Your task is to output the data exactly as it stands.

* begin LISTED ENTRIES *

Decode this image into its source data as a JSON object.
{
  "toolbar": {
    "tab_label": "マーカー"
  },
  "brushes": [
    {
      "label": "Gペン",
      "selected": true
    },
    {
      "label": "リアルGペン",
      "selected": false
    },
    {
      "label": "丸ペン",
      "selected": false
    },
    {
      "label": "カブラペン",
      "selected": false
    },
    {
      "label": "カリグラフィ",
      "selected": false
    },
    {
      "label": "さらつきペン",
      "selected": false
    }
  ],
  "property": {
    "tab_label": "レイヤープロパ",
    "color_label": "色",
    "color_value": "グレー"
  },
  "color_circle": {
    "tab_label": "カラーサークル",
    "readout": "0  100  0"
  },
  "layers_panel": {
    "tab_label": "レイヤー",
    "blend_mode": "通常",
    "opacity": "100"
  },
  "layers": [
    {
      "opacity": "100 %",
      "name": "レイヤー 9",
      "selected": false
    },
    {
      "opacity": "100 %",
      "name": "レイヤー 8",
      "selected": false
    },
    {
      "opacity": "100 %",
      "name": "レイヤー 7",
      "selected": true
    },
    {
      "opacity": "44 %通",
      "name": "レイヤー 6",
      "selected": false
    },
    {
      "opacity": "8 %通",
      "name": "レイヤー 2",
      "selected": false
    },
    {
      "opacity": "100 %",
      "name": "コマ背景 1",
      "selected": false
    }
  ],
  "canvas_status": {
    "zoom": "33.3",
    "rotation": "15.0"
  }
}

* end LISTED ENTRIES *

#### EXERCISE RESPONSE:
Decode this image into its source data as a JSON object.
{
  "toolbar": {
    "tab_label": "マーカー"
  },
  "brushes": [
    {
      "label": "Gペン",
      "selected": true
    },
    {
      "label": "リアルGペン",
      "selected": false
    },
    {
      "label": "丸ペン",
      "selected": false
    },
    {
      "label": "カブラペン",
      "selected": false
    },
    {
      "label": "カリグラフィ",
      "selected": false
    },
    {
      "label": "さらつきペン",
      "selected": false
    }
  ],
  "property": {
    "tab_label": "レイヤープロパ",
    "color_label": "色",
    "color_value": "グレー"
  },
  "color_circle": {
    "tab_label": "カラーサークル",
    "readout": "0  100  0"
  },
  "layers_panel": {
    "tab_label": "レイヤー",
    "blend_mode": "通常",
    "opacity": "100"
  },
  "layers": [
    {
      "opacity": "100 %",
      "name": "レイヤー 9",
      "selected": false
    },
    {
      "opacity": "100 %",
      "name": "レイヤー 8",
      "selected": false
    },
    {
      "opacity": "100 %",
      "name": "レイヤー 7",
      "selected": true
    },
    {
      "opacity": "44 %通",
      "name": "レイヤー 6",
      "selected": false
    },
    {
      "opacity": "8 %通",
      "name": "レイヤー 2",
      "selected": false
    },
    {
      "opacity": "100 %",
      "name": "コマ背景 1",
      "selected": false
    }
  ],
  "canvas_status": {
    "zoom": "33.3",
    "rotation": "15.0"
  }
}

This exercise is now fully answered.